Find how many lines in the data below mention "Congress". Give the number only.

──────── RECORDS SUPPLIED

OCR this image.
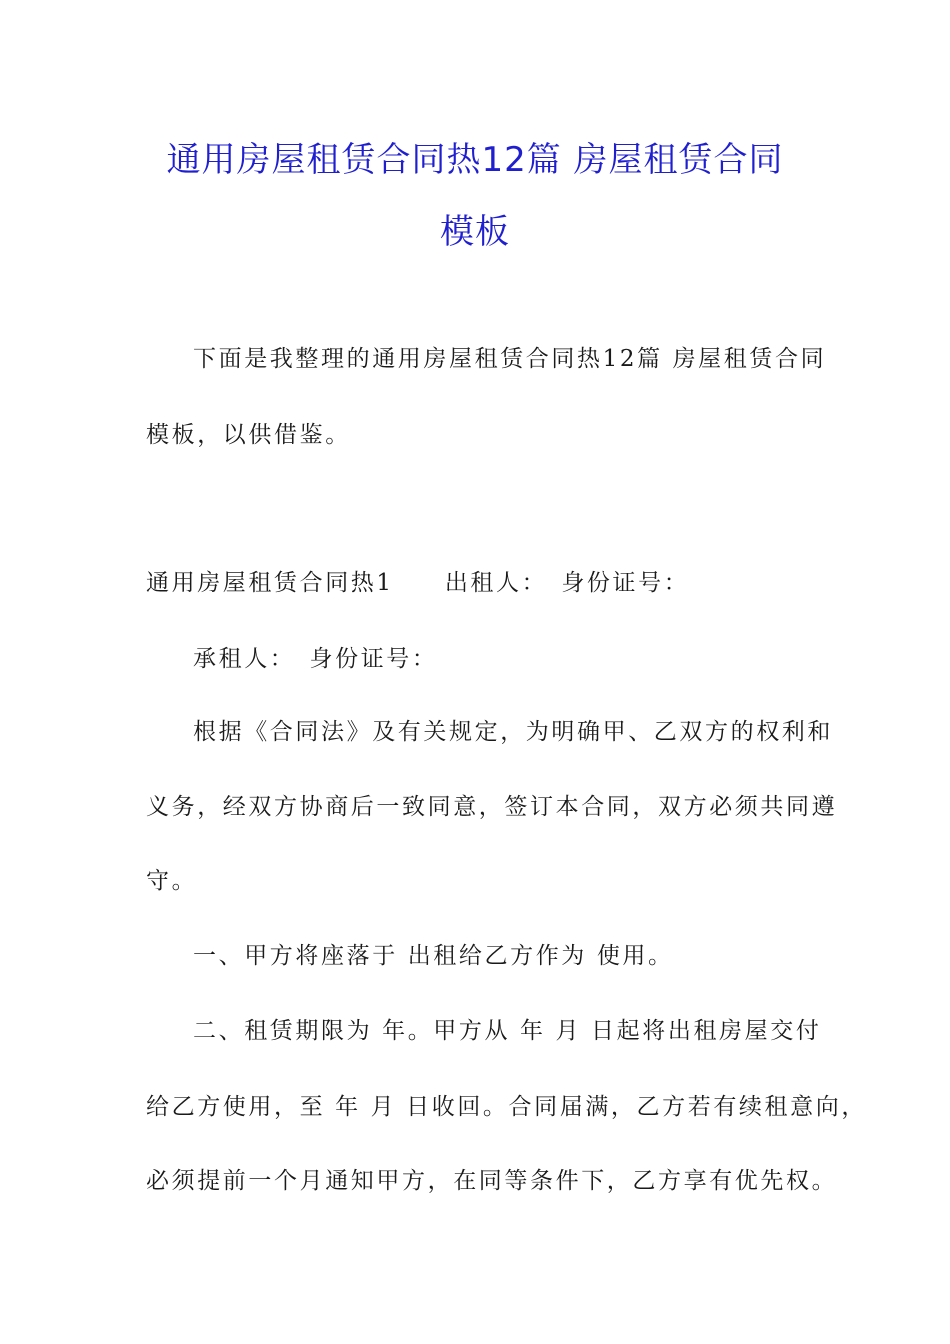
通用房屋租赁合同热12篇 房屋租赁合同
模板
下面是我整理的通用房屋租赁合同热12篇 房屋租赁合同
模板，以供借鉴。
通用房屋租赁合同热1　　出租人：　身份证号：
承租人：　身份证号：
根据《合同法》及有关规定，为明确甲、乙双方的权利和
义务，经双方协商后一致同意，签订本合同，双方必须共同遵
守。
一、甲方将座落于 出租给乙方作为 使用。
二、租赁期限为 年。甲方从 年 月 日起将出租房屋交付
给乙方使用，至 年 月 日收回。合同届满，乙方若有续租意向，
必须提前一个月通知甲方，在同等条件下，乙方享有优先权。
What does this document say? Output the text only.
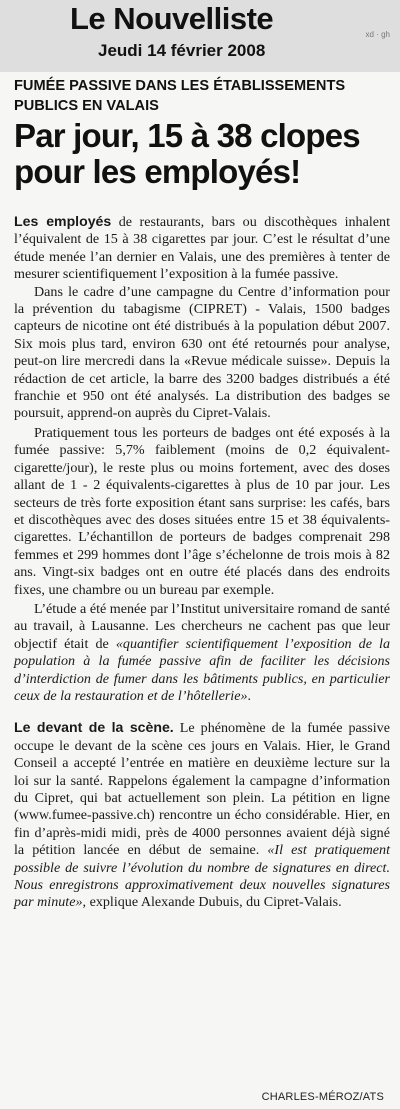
Le Nouvelliste
Jeudi 14 février 2008
xd · gh
FUMÉE PASSIVE DANS LES ÉTABLISSEMENTS PUBLICS EN VALAIS
Par jour, 15 à 38 clopes pour les employés!

Les employés de restaurants, bars ou discothèques inhalent l’équivalent de 15 à 38 cigarettes par jour. C’est le résultat d’une étude menée l’an dernier en Valais, une des premières à tenter de mesurer scientifiquement l’exposition à la fumée passive.

Dans le cadre d’une campagne du Centre d’information pour la prévention du tabagisme (CIPRET) - Valais, 1500 badges capteurs de nicotine ont été distribués à la population début 2007. Six mois plus tard, environ 630 ont été retournés pour analyse, peut-on lire mercredi dans la «Revue médicale suisse». Depuis la rédaction de cet article, la barre des 3200 badges distribués a été franchie et 950 ont été analysés. La distribution des badges se poursuit, apprend-on auprès du Cipret-Valais.

Pratiquement tous les porteurs de badges ont été exposés à la fumée passive: 5,7% faiblement (moins de 0,2 équivalent-cigarette/jour), le reste plus ou moins fortement, avec des doses allant de 1 - 2 équivalents-cigarettes à plus de 10 par jour. Les secteurs de très forte exposition étant sans surprise: les cafés, bars et discothèques avec des doses situées entre 15 et 38 équivalents-cigarettes. L’échantillon de porteurs de badges comprenait 298 femmes et 299 hommes dont l’âge s’échelonne de trois mois à 82 ans. Vingt-six badges ont en outre été placés dans des endroits fixes, une chambre ou un bureau par exemple.

L’étude a été menée par l’Institut universitaire romand de santé au travail, à Lausanne. Les chercheurs ne cachent pas que leur objectif était de «quantifier scientifiquement l’exposition de la population à la fumée passive afin de faciliter les décisions d’interdiction de fumer dans les bâtiments publics, en particulier ceux de la restauration et de l’hôtellerie».

Le devant de la scène. Le phénomène de la fumée passive occupe le devant de la scène ces jours en Valais. Hier, le Grand Conseil a accepté l’entrée en matière en deuxième lecture sur la loi sur la santé. Rappelons également la campagne d’information du Cipret, qui bat actuellement son plein. La pétition en ligne (www.fumee-passive.ch) rencontre un écho considérable. Hier, en fin d’après-midi midi, près de 4000 personnes avaient déjà signé la pétition lancée en début de semaine. «Il est pratiquement possible de suivre l’évolution du nombre de signatures en direct. Nous enregistrons approximativement deux nouvelles signatures par minute», explique Alexande Dubuis, du Cipret-Valais.

CHARLES-MÉROZ/ATS
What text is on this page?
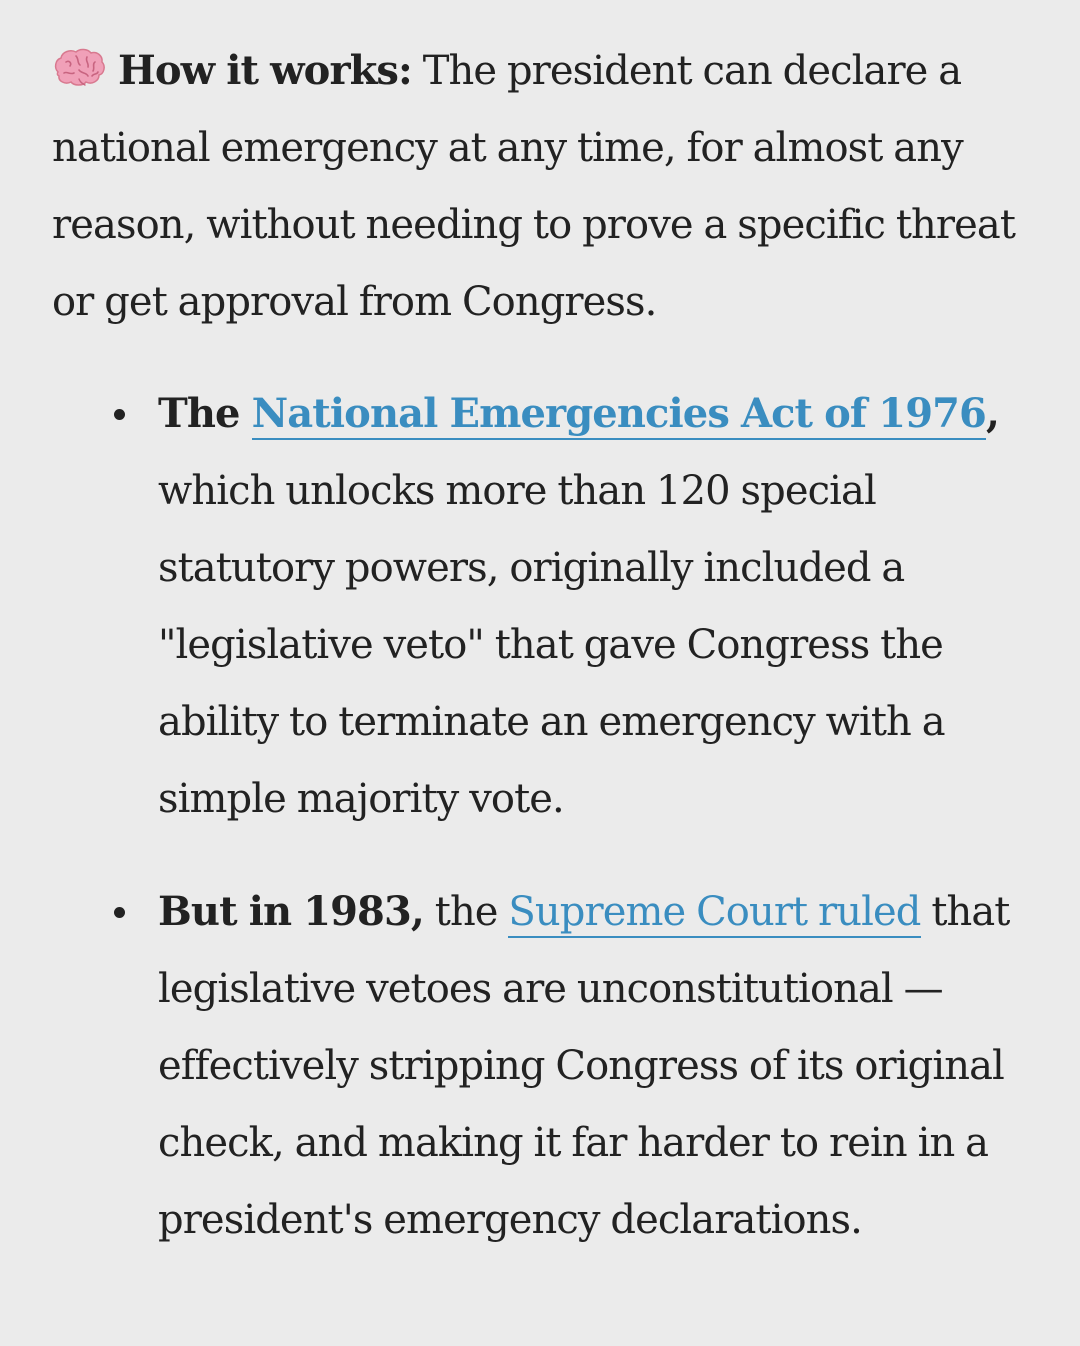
How it works: The president can declare a national emergency at any time, for almost any reason, without needing to prove a specific threat or get approval from Congress.

The National Emergencies Act of 1976, which unlocks more than 120 special statutory powers, originally included a "legislative veto" that gave Congress the ability to terminate an emergency with a simple majority vote.
But in 1983, the Supreme Court ruled that legislative vetoes are unconstitutional — effectively stripping Congress of its original check, and making it far harder to rein in a president's emergency declarations.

────────────────

- EXERCISE RESPONSE
3